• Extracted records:
:::::

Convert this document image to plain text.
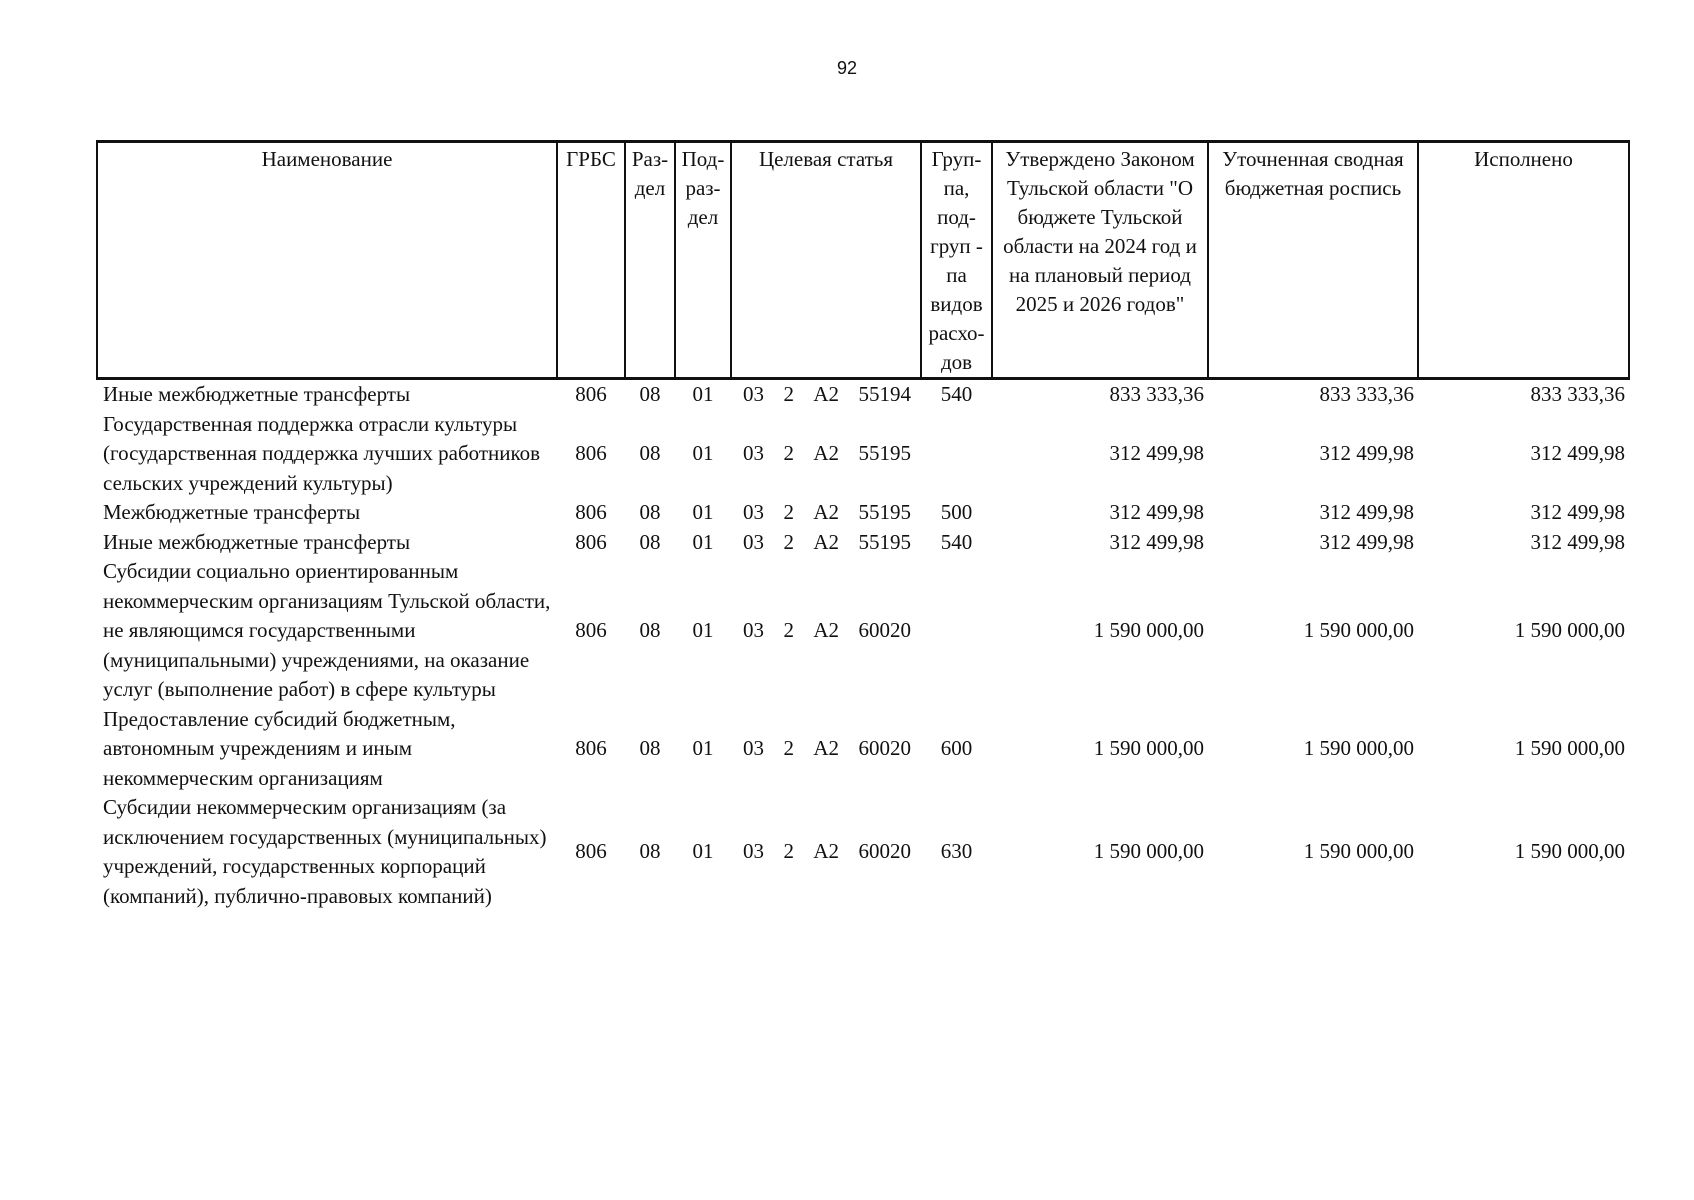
92
Наименование	ГРБС	Раз-дел	Под-раз-дел	Целевая статья	Груп-па, под-груп - па видов расхо-дов	Утверждено Законом Тульской области "О бюджете Тульской области на 2024 год и на плановый период 2025 и 2026 годов"	Уточненная сводная бюджетная роспись	Исполнено
Иные межбюджетные трансферты	806	08	01	03 2 А2 55194	540	833 333,36	833 333,36	833 333,36
Государственная поддержка отрасли культуры (государственная поддержка лучших работников сельских учреждений культуры)	806	08	01	03 2 А2 55195		312 499,98	312 499,98	312 499,98
Межбюджетные трансферты	806	08	01	03 2 А2 55195	500	312 499,98	312 499,98	312 499,98
Иные межбюджетные трансферты	806	08	01	03 2 А2 55195	540	312 499,98	312 499,98	312 499,98
Субсидии социально ориентированным некоммерческим организациям Тульской области, не являющимся государственными (муниципальными) учреждениями, на оказание услуг (выполнение работ) в сфере культуры	806	08	01	03 2 А2 60020		1 590 000,00	1 590 000,00	1 590 000,00
Предоставление субсидий бюджетным, автономным учреждениям и иным некоммерческим организациям	806	08	01	03 2 А2 60020	600	1 590 000,00	1 590 000,00	1 590 000,00
Субсидии некоммерческим организациям (за исключением государственных (муниципальных) учреждений, государственных корпораций (компаний), публично-правовых компаний)	806	08	01	03 2 А2 60020	630	1 590 000,00	1 590 000,00	1 590 000,00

:::::

• WHAT THIS TASK INVOLVES:
Copy out each line of the records where the string "трансферты" appears.

• COMPLETED EXERCISE:
Иные межбюджетные трансферты	806	08	01	03 2 А2 55194	540	833 333,36	833 333,36	833 333,36
Межбюджетные трансферты	806	08	01	03 2 А2 55195	500	312 499,98	312 499,98	312 499,98
Иные межбюджетные трансферты	806	08	01	03 2 А2 55195	540	312 499,98	312 499,98	312 499,98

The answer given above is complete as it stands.